= Written exercise =
Quote all entries exactly, leaving pictures aside.

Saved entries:
=======
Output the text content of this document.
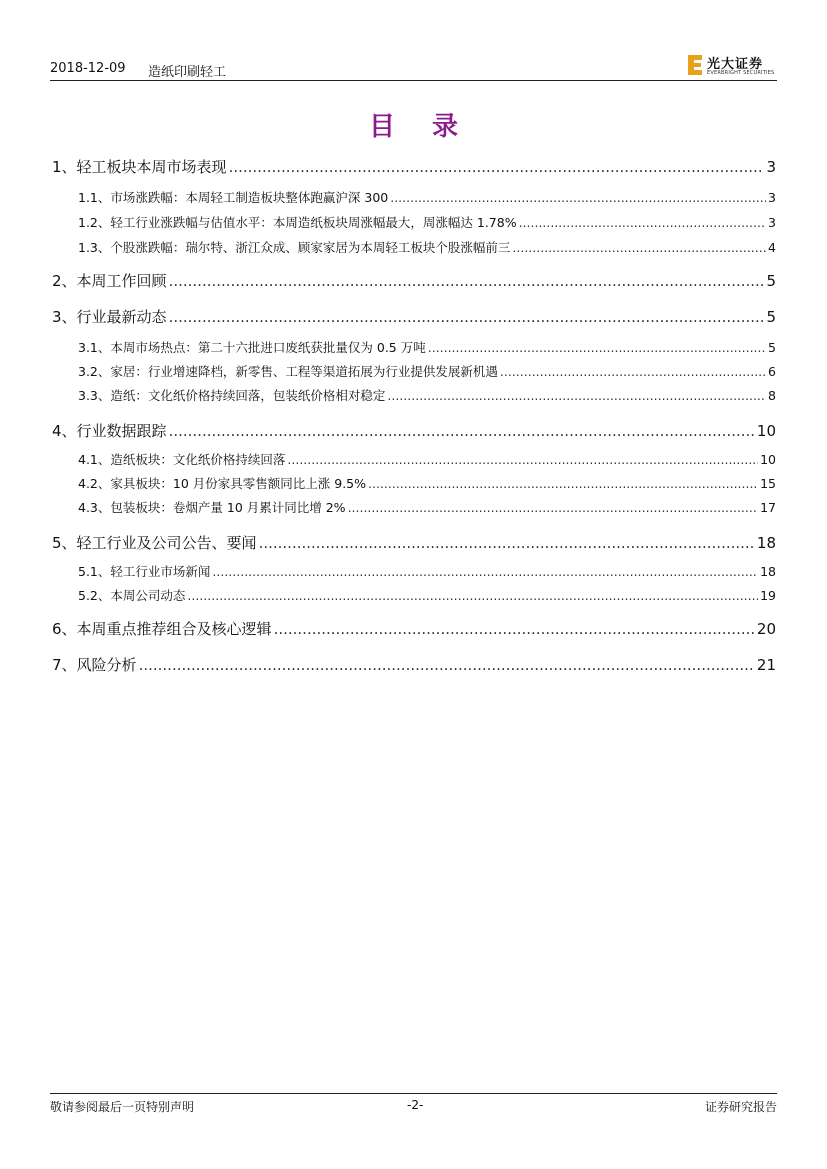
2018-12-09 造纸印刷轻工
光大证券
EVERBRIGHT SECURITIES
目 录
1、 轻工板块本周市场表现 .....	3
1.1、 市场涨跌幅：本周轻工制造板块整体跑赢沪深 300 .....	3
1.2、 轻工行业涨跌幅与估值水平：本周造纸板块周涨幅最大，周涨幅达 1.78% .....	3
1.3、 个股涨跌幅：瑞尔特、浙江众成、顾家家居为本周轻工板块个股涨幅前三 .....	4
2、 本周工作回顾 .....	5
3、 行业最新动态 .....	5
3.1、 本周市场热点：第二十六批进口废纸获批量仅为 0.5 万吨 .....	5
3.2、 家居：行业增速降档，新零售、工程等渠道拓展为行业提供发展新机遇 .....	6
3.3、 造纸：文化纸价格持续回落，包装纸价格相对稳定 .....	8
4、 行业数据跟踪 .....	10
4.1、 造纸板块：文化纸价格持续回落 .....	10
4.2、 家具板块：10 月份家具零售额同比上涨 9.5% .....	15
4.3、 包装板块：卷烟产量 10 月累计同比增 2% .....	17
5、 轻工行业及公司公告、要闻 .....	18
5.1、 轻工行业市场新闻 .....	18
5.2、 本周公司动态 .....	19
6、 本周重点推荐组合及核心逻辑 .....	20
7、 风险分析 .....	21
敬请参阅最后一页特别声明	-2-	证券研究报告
=======
= Task result =
Output the text content of this document.
2018-12-09 造纸印刷轻工
光大证券
EVERBRIGHT SECURITIES
目 录
1、 轻工板块本周市场表现 .....	3
1.1、 市场涨跌幅：本周轻工制造板块整体跑赢沪深 300 .....	3
1.2、 轻工行业涨跌幅与估值水平：本周造纸板块周涨幅最大，周涨幅达 1.78% .....	3
1.3、 个股涨跌幅：瑞尔特、浙江众成、顾家家居为本周轻工板块个股涨幅前三 .....	4
2、 本周工作回顾 .....	5
3、 行业最新动态 .....	5
3.1、 本周市场热点：第二十六批进口废纸获批量仅为 0.5 万吨 .....	5
3.2、 家居：行业增速降档，新零售、工程等渠道拓展为行业提供发展新机遇 .....	6
3.3、 造纸：文化纸价格持续回落，包装纸价格相对稳定 .....	8
4、 行业数据跟踪 .....	10
4.1、 造纸板块：文化纸价格持续回落 .....	10
4.2、 家具板块：10 月份家具零售额同比上涨 9.5% .....	15
4.3、 包装板块：卷烟产量 10 月累计同比增 2% .....	17
5、 轻工行业及公司公告、要闻 .....	18
5.1、 轻工行业市场新闻 .....	18
5.2、 本周公司动态 .....	19
6、 本周重点推荐组合及核心逻辑 .....	20
7、 风险分析 .....	21
敬请参阅最后一页特别声明	-2-	证券研究报告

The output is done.